● PASSAGE SHOWN
He chose the Cheesecake Factory, a restaurant that had been a special place for us to celebrate in the past.

There is nothing more grounding for me than spending time with him—it is almost like actively living that provocative question, “If you could go back to high school and live your life again, knowing what you know now, would you?”

With an 18-year-old who is open to your influence, who is right on the precipice of making big life decisions, I feel like a new and improved version of me (and his dad) gets to go through the maze of life anew. It’s hopeful and exciting, yet familiar.

Talking with my son lets me see patterns, especially the patterns that apply to his dad (from whom I’m divorced) and I. Today, my son was talking about his friends and drinking. He was saying that the people who have strict parents and are drinking for the first time go crazy. They get to the party and madly search for a drink, will steal the cup out of your hand, or will drink someone else’s half-empty beer.

He tells me about one girl in particular. She is only able to attend one or two parties a year, when she can contrive a plausible excuse to be out overnight, and she goes crazy trying to take it in all at once. Of course, she inevitably ends up throwing up in the bushes at some point.

“Kids like that don’t realize that the point isn’t to gorge on alcohol,” my sons says. “But because they haven’t had it, they drink it like they’ll never have it again.”

Then my son and I talk about relationships. I ask him if he feels like he’s seen a healthy adult relationship. His eyes search up in his head for a minute. He names his friend’s parents, who he says seem similar to one another and supportive. He says he thinks his own relationship with his girlfriend is based on love and mutual support. My heart smiles and I nod in agreement.

● APPLY WHAT YOU READ
(a) Summarize the passage about talking with an 18-year-old son in two sentences.
(b) Extend the passage about talking with the 18-year-old son, beginning right after its final sentence.
The entries have nothing to do with the tasks.

Document layout detection data:
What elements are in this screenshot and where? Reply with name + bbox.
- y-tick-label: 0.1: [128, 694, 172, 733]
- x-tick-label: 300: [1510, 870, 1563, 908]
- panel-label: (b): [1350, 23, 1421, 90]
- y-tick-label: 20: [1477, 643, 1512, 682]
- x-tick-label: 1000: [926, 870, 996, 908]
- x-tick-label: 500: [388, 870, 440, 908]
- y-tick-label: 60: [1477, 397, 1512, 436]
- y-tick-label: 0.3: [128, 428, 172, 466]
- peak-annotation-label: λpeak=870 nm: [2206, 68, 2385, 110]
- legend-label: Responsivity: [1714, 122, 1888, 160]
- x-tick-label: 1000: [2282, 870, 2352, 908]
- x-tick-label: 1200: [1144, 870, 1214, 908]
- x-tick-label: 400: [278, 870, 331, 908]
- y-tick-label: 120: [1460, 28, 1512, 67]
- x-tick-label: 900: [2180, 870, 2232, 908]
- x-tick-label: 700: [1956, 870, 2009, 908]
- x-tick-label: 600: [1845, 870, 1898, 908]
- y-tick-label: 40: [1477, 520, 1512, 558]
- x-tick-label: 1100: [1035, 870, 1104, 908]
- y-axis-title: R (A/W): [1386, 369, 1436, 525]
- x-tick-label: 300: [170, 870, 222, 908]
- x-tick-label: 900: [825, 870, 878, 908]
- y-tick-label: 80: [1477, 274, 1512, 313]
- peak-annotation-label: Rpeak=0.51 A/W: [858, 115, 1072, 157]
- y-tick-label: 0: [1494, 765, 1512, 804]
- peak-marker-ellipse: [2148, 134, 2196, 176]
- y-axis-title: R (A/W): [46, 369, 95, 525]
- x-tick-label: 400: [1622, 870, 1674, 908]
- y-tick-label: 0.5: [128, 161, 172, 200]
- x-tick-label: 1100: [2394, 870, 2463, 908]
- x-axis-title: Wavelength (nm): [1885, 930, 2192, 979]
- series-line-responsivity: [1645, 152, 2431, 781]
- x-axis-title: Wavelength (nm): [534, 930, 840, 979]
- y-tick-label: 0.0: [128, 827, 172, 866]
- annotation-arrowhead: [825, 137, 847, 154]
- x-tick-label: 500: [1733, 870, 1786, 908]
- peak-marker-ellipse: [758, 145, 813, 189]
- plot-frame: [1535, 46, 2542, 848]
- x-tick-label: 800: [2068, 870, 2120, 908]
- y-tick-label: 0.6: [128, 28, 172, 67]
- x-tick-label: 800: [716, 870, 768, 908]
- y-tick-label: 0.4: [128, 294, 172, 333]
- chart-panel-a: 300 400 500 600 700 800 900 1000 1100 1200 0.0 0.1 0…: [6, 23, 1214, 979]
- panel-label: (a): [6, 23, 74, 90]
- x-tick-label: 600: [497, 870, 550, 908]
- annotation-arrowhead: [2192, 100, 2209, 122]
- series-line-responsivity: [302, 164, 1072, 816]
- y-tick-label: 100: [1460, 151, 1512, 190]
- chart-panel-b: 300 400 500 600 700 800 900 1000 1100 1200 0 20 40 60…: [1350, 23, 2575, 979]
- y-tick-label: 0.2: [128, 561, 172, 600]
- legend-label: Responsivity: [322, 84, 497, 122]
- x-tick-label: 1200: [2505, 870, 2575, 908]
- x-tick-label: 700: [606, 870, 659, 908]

● ANSWER SECTION
(a) The writer finds time with an 18-year-old son grounding, hopeful and exciting, like getting to go through life anew as a new and improved version of the writer and the son's dad. The son explains that kids with strict parents go crazy when they finally drink at parties, and when asked about healthy adult relationships, he names a friend's parents and says his own relationship with his girlfriend is based on love and mutual support.

(b)
I tell him that I don’t think his dad and I saw healthy relationships as kids. We didn’t see warmth and support modeled. We both felt alone in our families, for different reasons, but with the same result: as soon as we were able to, we sought out relationship after relationship, desperately consuming as much love and attention as we could. Like the drunk girl at the party.

Love is everywhere, I tell myself. Logically, I have evidence of this. There is no scarcity, no rush.

But something inside of me doesn’t believe it. There are only two options: feeling the depths of emotional loneliness or drinking furiously from the well of love and attention. That connection feels like safety; the opposite feels like the rejection I felt as a kid.

Spend time alone.

Give yourself the love you never got.

Go to therapy.

But can you heal relational issues outside of relationships? Is the need for love and attention the problem? Or is it rushing into relationships that is the problem? Can they be untangled, delinked?

Can we chase down what we lack? Or do we have to learn to sit back, get centered, and let it come to us?

How does the drunk girl learn to drink responsibly?

While I may continue to grapple with these questions, the saving grace is this: at least my son doesn’t need to learn the answer.